**Input rows:**

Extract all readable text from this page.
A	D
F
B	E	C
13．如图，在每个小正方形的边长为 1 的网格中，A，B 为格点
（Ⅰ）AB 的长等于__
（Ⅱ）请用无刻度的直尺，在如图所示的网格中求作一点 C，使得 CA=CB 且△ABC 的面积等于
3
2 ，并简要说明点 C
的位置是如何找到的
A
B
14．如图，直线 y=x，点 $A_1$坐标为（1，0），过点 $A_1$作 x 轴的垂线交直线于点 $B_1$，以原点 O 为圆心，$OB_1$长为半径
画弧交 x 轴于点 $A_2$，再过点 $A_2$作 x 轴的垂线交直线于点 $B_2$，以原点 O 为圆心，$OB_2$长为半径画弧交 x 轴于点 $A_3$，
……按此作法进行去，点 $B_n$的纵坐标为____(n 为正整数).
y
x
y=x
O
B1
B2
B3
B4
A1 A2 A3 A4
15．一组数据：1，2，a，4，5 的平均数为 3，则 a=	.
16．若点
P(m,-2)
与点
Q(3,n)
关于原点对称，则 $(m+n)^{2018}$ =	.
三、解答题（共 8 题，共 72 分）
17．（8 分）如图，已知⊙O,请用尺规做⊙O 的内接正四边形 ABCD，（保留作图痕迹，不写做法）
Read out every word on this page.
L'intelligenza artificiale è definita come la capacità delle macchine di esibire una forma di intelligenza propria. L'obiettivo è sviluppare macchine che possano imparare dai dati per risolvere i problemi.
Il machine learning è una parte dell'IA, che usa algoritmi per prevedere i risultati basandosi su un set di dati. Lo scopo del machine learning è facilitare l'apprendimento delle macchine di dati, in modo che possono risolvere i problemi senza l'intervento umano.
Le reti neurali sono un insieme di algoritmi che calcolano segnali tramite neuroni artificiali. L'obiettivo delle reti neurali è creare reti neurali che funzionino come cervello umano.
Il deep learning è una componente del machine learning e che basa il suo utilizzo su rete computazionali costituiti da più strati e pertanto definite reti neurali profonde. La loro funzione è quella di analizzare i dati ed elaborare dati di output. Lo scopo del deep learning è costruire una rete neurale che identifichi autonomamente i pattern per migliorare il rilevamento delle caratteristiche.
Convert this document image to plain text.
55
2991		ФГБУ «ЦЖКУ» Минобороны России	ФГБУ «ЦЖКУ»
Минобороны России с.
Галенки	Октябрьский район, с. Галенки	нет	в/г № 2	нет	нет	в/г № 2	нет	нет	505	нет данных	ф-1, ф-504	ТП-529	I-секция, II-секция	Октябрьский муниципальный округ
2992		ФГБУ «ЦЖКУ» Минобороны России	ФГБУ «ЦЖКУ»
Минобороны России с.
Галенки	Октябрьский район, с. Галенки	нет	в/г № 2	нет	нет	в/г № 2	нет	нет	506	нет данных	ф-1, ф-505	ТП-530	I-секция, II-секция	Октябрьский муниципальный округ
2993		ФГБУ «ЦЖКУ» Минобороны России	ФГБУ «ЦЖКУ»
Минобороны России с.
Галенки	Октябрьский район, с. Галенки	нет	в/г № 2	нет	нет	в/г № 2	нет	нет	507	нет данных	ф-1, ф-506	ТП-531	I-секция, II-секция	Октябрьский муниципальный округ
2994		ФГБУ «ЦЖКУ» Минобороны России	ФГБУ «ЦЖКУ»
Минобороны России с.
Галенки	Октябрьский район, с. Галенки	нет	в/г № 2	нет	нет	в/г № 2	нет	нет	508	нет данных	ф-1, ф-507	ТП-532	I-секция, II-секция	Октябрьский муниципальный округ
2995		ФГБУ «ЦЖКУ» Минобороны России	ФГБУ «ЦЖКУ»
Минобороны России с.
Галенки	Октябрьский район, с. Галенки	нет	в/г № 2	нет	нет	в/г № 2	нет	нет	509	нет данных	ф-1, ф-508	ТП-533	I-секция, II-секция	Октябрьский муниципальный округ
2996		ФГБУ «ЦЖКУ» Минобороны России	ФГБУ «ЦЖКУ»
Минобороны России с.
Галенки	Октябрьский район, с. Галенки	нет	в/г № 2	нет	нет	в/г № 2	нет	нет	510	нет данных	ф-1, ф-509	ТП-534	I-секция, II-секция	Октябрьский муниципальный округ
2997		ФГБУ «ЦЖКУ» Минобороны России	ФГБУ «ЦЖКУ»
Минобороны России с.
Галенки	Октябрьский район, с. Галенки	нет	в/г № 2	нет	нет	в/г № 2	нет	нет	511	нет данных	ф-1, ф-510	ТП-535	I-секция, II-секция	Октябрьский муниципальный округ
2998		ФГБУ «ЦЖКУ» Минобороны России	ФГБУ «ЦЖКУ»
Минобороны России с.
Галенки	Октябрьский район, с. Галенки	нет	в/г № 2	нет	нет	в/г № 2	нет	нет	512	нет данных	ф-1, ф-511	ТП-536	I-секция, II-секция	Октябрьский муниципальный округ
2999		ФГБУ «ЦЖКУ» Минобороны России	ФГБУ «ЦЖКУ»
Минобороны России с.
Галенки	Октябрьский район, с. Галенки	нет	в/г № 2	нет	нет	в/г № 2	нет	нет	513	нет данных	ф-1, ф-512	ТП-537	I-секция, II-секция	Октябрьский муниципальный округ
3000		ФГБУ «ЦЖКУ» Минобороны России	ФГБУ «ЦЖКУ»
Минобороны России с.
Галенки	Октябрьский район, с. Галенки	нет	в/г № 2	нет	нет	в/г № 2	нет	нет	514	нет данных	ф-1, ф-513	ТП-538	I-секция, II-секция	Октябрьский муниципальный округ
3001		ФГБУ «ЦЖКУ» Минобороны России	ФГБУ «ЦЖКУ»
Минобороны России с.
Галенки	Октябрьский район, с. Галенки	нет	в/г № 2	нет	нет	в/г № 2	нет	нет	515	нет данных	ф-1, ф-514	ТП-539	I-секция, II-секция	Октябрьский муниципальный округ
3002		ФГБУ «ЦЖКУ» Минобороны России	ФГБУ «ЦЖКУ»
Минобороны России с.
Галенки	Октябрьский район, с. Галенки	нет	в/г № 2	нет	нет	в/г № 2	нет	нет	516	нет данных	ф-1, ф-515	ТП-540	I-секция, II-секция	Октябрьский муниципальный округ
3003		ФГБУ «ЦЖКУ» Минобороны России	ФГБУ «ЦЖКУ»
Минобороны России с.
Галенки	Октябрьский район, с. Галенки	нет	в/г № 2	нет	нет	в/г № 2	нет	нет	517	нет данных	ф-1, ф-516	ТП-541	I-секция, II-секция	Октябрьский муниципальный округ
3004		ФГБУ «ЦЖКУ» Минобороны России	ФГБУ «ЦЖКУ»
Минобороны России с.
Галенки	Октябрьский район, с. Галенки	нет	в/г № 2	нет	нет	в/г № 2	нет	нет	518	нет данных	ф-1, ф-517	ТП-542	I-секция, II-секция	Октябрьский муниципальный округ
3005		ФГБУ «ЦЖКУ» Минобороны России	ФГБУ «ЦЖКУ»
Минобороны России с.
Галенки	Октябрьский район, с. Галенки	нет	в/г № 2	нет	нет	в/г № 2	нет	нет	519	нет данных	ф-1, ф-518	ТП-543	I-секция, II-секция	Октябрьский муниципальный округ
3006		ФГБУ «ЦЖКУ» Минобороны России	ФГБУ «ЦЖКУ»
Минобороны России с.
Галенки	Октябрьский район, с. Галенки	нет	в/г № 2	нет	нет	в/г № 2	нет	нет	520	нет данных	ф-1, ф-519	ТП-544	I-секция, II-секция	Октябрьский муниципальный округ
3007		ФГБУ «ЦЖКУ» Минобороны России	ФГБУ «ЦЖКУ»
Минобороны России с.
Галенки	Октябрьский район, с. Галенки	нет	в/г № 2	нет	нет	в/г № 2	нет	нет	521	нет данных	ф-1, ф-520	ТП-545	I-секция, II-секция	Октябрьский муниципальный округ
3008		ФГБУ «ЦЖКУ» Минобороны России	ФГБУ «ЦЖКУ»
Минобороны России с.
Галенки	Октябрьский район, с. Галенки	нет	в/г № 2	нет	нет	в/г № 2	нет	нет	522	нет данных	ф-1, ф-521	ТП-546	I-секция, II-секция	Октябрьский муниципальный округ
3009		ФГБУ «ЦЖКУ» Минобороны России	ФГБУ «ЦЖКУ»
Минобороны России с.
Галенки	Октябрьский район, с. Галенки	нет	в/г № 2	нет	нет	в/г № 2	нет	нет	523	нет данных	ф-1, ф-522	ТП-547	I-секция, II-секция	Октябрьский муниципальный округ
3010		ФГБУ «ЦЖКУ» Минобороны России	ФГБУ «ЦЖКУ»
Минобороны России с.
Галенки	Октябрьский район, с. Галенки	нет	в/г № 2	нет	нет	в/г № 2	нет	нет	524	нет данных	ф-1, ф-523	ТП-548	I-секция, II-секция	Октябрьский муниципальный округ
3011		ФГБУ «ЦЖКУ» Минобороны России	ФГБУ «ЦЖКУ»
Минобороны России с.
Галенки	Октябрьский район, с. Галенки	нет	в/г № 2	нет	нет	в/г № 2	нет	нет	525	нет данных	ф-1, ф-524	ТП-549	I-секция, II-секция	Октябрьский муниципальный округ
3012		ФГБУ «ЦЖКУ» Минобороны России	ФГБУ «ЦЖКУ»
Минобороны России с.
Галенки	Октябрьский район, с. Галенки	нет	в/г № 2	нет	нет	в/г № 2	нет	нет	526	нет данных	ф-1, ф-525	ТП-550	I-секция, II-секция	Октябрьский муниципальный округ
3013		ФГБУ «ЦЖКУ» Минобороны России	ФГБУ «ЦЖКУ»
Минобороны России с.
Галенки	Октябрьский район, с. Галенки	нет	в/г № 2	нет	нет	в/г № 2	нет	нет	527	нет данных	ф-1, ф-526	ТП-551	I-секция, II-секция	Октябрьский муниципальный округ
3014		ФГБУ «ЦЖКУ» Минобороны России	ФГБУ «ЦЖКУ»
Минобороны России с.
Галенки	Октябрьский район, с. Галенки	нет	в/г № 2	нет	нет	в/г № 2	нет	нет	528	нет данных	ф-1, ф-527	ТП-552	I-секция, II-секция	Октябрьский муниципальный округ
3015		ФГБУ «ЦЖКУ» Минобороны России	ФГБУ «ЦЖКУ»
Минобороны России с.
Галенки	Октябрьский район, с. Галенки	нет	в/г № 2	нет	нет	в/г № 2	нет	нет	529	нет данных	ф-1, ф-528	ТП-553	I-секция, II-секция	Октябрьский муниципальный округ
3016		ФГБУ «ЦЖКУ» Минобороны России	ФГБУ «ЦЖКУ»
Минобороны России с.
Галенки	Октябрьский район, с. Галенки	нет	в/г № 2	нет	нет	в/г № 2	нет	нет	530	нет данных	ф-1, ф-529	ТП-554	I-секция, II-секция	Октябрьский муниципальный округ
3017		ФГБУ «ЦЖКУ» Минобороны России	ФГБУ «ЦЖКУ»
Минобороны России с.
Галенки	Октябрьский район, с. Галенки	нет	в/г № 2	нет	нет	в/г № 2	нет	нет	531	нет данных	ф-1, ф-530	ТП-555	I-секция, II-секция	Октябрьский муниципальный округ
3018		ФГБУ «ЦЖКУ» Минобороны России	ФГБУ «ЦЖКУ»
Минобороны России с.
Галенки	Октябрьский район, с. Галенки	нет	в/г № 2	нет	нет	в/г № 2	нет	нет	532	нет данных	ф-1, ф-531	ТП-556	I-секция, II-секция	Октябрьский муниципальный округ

**What you should do:** Pick out each line containing "risolvere" and report it.

**Exercise solution:**
L'intelligenza artificiale è definita come la capacità delle macchine di esibire una forma di intelligenza propria. L'obiettivo è sviluppare macchine che possano imparare dai dati per risolvere i problemi.
Il machine learning è una parte dell'IA, che usa algoritmi per prevedere i risultati basandosi su un set di dati. Lo scopo del machine learning è facilitare l'apprendimento delle macchine di dati, in modo che possono risolvere i problemi senza l'intervento umano.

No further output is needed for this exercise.